* _WHAT IS ASKED_: Wherever "below" appears in a line, list that line.

====== INPUT MATERIAL ======

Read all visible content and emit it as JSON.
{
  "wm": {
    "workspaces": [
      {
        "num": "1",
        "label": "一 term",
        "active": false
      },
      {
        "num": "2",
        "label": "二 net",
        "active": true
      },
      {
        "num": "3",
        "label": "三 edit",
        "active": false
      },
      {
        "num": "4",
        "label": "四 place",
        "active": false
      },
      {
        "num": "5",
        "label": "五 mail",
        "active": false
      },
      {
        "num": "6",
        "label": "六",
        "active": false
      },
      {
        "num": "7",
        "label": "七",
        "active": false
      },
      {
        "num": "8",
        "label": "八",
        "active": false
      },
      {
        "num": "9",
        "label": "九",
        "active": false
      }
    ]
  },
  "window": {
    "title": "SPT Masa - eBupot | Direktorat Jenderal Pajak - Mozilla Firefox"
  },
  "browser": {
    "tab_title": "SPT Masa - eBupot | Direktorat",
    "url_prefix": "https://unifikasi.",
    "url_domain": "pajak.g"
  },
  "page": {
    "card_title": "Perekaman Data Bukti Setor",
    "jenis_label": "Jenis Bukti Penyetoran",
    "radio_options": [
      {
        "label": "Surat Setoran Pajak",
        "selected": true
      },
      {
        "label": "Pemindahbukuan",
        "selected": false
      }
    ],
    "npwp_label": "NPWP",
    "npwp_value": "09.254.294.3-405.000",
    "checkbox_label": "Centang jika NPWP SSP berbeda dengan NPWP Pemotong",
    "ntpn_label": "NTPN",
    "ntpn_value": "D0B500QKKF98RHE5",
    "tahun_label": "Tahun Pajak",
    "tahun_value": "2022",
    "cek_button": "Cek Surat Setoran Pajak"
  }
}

======
====== INPUT MATERIAL ======

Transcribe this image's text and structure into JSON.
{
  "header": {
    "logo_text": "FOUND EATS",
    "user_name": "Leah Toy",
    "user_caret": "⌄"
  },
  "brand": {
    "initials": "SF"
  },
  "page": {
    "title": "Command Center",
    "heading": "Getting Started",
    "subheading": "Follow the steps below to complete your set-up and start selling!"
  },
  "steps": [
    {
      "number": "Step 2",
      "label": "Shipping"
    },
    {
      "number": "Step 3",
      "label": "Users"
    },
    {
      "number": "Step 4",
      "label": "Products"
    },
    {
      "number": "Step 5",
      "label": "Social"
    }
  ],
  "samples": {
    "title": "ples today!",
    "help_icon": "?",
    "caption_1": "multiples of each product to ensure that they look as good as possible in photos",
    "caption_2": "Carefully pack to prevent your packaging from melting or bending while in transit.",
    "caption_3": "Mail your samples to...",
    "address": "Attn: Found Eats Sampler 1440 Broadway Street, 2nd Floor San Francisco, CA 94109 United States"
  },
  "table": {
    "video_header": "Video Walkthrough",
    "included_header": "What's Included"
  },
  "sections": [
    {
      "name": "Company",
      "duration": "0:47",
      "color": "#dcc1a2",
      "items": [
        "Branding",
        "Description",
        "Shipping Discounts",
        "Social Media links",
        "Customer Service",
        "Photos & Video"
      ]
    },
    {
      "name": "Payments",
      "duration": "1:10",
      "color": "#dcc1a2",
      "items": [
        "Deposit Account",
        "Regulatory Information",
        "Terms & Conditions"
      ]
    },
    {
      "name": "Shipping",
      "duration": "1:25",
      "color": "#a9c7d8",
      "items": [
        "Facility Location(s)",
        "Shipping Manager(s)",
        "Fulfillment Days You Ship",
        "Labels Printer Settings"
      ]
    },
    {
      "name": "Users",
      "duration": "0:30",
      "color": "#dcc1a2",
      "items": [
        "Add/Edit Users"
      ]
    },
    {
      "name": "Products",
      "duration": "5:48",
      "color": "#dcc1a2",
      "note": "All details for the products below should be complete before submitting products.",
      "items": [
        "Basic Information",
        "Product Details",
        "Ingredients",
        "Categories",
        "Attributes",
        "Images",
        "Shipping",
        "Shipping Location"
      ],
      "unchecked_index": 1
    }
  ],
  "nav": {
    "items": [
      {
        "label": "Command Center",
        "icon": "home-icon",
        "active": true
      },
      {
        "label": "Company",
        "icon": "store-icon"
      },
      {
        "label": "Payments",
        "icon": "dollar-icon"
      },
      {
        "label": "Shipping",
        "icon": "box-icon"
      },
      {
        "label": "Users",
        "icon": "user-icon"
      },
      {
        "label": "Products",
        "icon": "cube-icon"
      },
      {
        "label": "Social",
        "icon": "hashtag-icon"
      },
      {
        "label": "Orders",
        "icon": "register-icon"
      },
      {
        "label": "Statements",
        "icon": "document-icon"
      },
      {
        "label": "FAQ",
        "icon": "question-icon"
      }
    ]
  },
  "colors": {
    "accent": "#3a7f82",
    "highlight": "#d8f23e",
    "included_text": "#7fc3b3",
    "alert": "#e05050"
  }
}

======
====== INPUT MATERIAL ======

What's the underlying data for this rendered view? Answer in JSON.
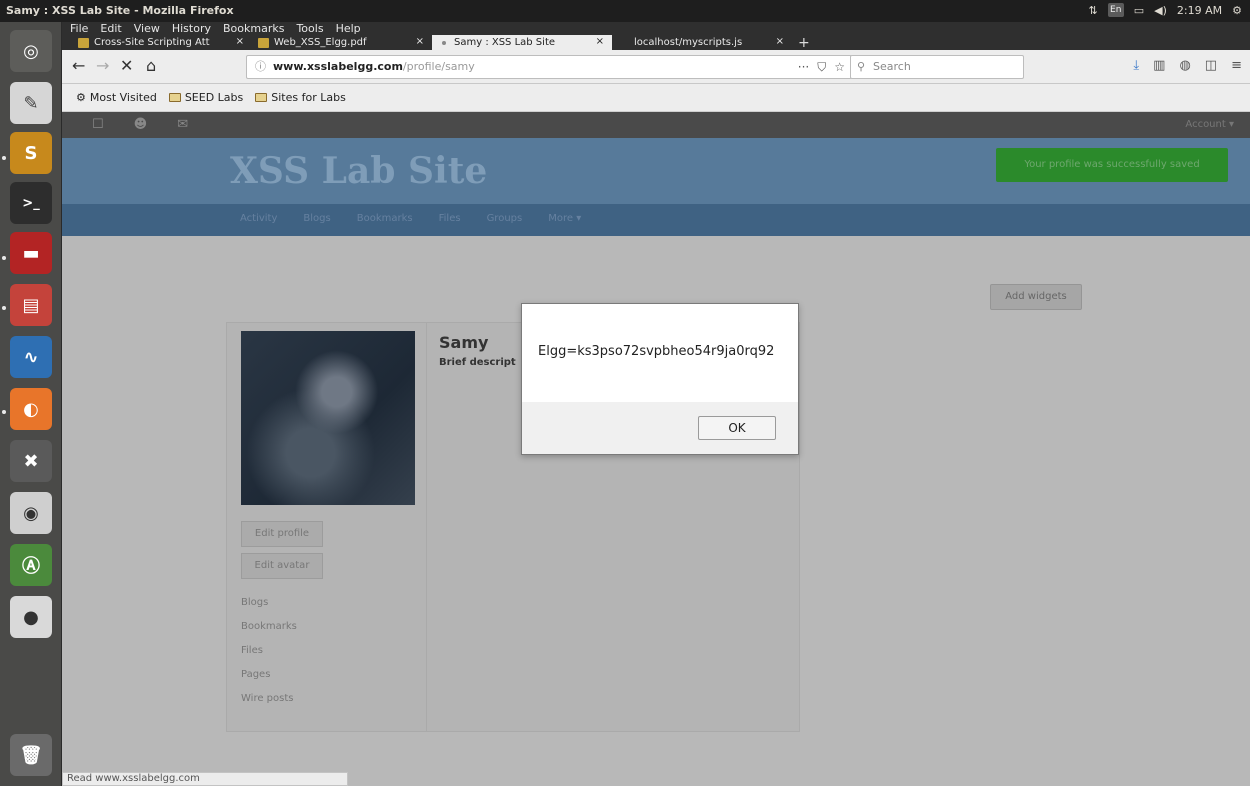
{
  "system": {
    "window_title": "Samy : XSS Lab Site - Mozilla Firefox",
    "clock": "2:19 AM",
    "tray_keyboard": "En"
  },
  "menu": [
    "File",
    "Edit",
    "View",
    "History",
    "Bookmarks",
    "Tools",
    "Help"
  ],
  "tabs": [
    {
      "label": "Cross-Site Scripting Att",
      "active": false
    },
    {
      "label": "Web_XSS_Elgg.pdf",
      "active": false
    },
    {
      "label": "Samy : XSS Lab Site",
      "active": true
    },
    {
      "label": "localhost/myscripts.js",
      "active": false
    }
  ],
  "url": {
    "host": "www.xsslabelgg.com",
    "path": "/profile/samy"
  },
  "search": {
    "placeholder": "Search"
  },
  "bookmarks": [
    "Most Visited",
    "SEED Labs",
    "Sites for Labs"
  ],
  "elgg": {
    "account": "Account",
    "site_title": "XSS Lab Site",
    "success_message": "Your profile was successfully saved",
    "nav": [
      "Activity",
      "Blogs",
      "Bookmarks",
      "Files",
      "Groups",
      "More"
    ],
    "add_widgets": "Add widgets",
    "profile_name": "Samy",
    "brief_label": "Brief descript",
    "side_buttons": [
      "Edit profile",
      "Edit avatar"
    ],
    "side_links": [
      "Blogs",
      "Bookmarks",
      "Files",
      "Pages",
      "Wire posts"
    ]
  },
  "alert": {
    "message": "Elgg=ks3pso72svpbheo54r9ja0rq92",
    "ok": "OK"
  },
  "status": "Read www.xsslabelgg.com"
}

======

* _ANSWER TO THE TASK_:
    "subheading": "Follow the steps below to complete your set-up and start selling!"
      "note": "All details for the products below should be complete before submitting products.",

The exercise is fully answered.